▸ **Stated exercise**
Exclude the pictures and retype the entries as written.

▸ **Items listed in a dataset**
— begin —

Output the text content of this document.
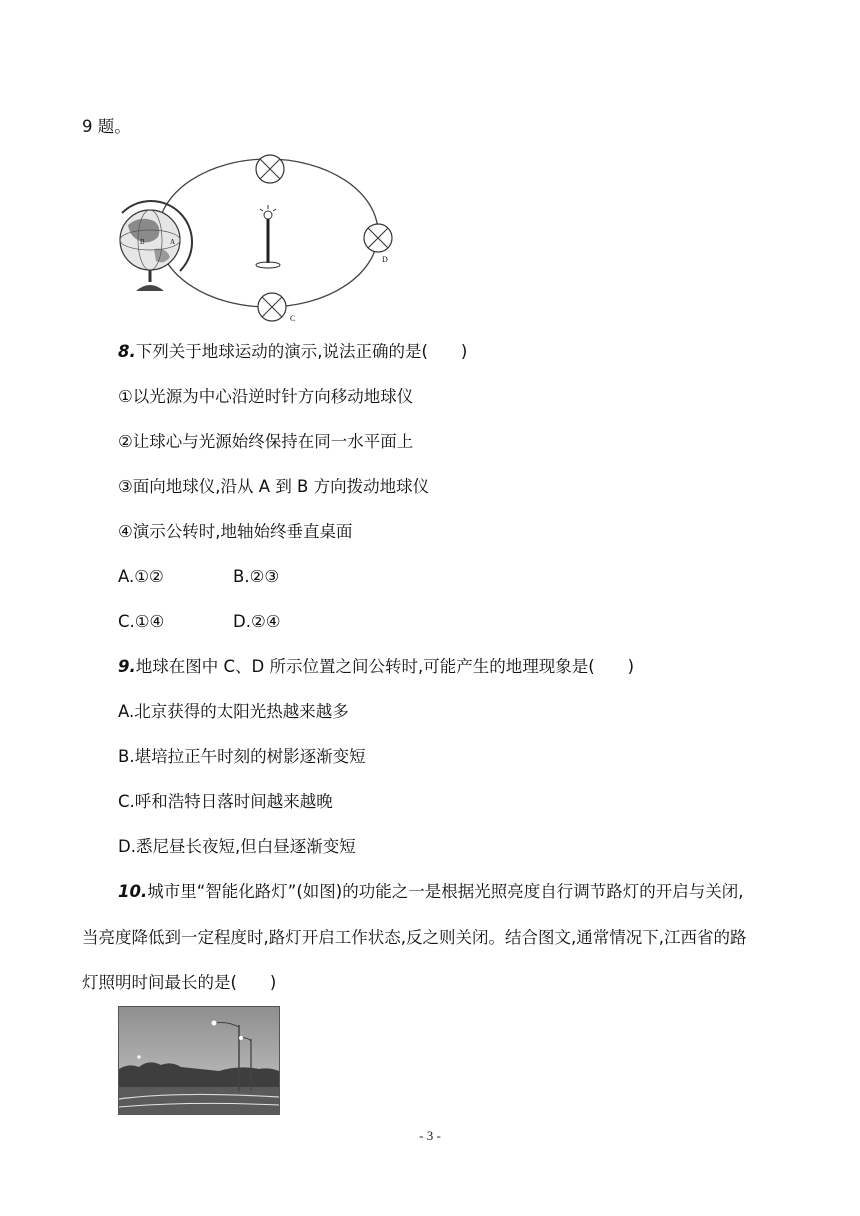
9 题。
B	A
D
C
8.下列关于地球运动的演示,说法正确的是(　　)
①以光源为中心沿逆时针方向移动地球仪
②让球心与光源始终保持在同一水平面上
③面向地球仪,沿从 A 到 B 方向拨动地球仪
④演示公转时,地轴始终垂直桌面
A.①②	B.②③
C.①④	D.②④
9.地球在图中 C、D 所示位置之间公转时,可能产生的地理现象是(　　)
A.北京获得的太阳光热越来越多
B.堪培拉正午时刻的树影逐渐变短
C.呼和浩特日落时间越来越晚
D.悉尼昼长夜短,但白昼逐渐变短
10.城市里“智能化路灯”(如图)的功能之一是根据光照亮度自行调节路灯的开启与关闭,
当亮度降低到一定程度时,路灯开启工作状态,反之则关闭。结合图文,通常情况下,江西省的路
灯照明时间最长的是(　　)
- 3 -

— end —

▸ **Output of the task**
Output the text content of this document.
9 题。
B	A
D
C
8.下列关于地球运动的演示,说法正确的是(　　)
①以光源为中心沿逆时针方向移动地球仪
②让球心与光源始终保持在同一水平面上
③面向地球仪,沿从 A 到 B 方向拨动地球仪
④演示公转时,地轴始终垂直桌面
A.①②	B.②③
C.①④	D.②④
9.地球在图中 C、D 所示位置之间公转时,可能产生的地理现象是(　　)
A.北京获得的太阳光热越来越多
B.堪培拉正午时刻的树影逐渐变短
C.呼和浩特日落时间越来越晚
D.悉尼昼长夜短,但白昼逐渐变短
10.城市里“智能化路灯”(如图)的功能之一是根据光照亮度自行调节路灯的开启与关闭,
当亮度降低到一定程度时,路灯开启工作状态,反之则关闭。结合图文,通常情况下,江西省的路
灯照明时间最长的是(　　)
- 3 -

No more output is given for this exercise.